**The data:**
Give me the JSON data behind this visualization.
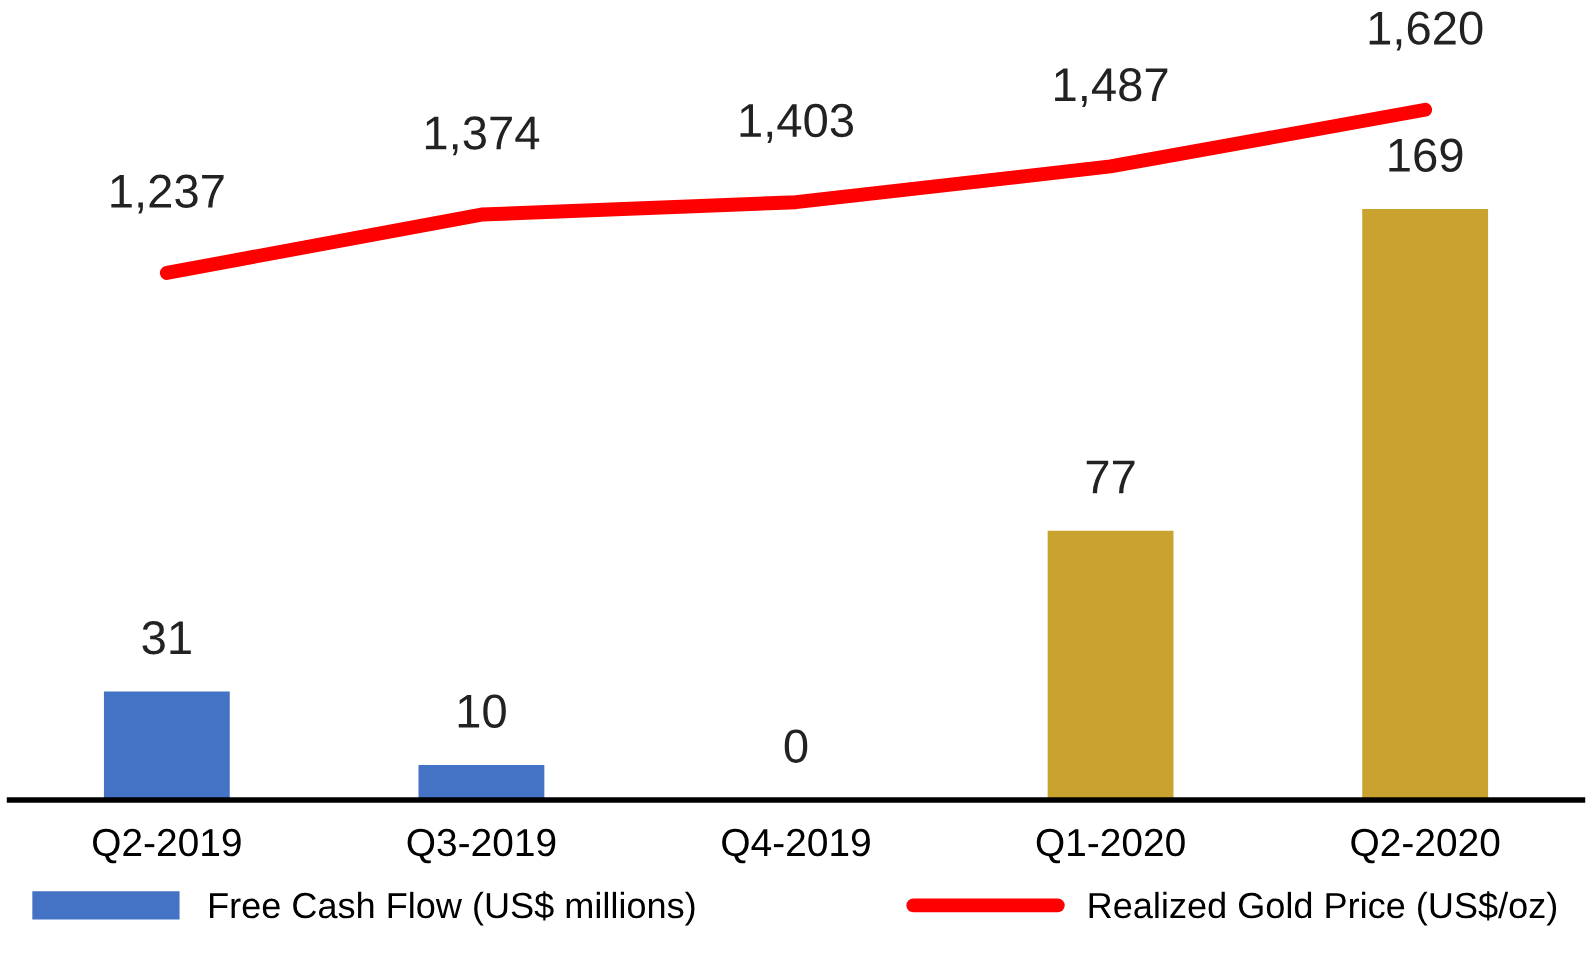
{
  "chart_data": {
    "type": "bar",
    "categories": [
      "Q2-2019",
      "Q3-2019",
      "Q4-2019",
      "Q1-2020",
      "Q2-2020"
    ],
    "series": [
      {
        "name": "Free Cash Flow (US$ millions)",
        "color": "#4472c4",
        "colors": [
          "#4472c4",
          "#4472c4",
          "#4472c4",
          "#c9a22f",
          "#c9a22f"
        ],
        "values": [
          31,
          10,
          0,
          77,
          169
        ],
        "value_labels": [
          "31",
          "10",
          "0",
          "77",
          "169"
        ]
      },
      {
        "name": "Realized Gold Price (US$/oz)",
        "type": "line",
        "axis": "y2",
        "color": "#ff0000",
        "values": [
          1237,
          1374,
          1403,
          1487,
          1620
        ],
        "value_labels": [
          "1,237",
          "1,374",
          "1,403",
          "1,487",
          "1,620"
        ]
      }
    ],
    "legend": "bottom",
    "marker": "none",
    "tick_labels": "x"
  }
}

**Task to carry out:** Write every record out again exactly; no pictures belong in the copy.

**Exercise answer:**
Give me the JSON data behind this visualization.
{
  "chart_data": {
    "type": "bar",
    "categories": [
      "Q2-2019",
      "Q3-2019",
      "Q4-2019",
      "Q1-2020",
      "Q2-2020"
    ],
    "series": [
      {
        "name": "Free Cash Flow (US$ millions)",
        "color": "#4472c4",
        "colors": [
          "#4472c4",
          "#4472c4",
          "#4472c4",
          "#c9a22f",
          "#c9a22f"
        ],
        "values": [
          31,
          10,
          0,
          77,
          169
        ],
        "value_labels": [
          "31",
          "10",
          "0",
          "77",
          "169"
        ]
      },
      {
        "name": "Realized Gold Price (US$/oz)",
        "type": "line",
        "axis": "y2",
        "color": "#ff0000",
        "values": [
          1237,
          1374,
          1403,
          1487,
          1620
        ],
        "value_labels": [
          "1,237",
          "1,374",
          "1,403",
          "1,487",
          "1,620"
        ]
      }
    ],
    "legend": "bottom",
    "marker": "none",
    "tick_labels": "x"
  }
}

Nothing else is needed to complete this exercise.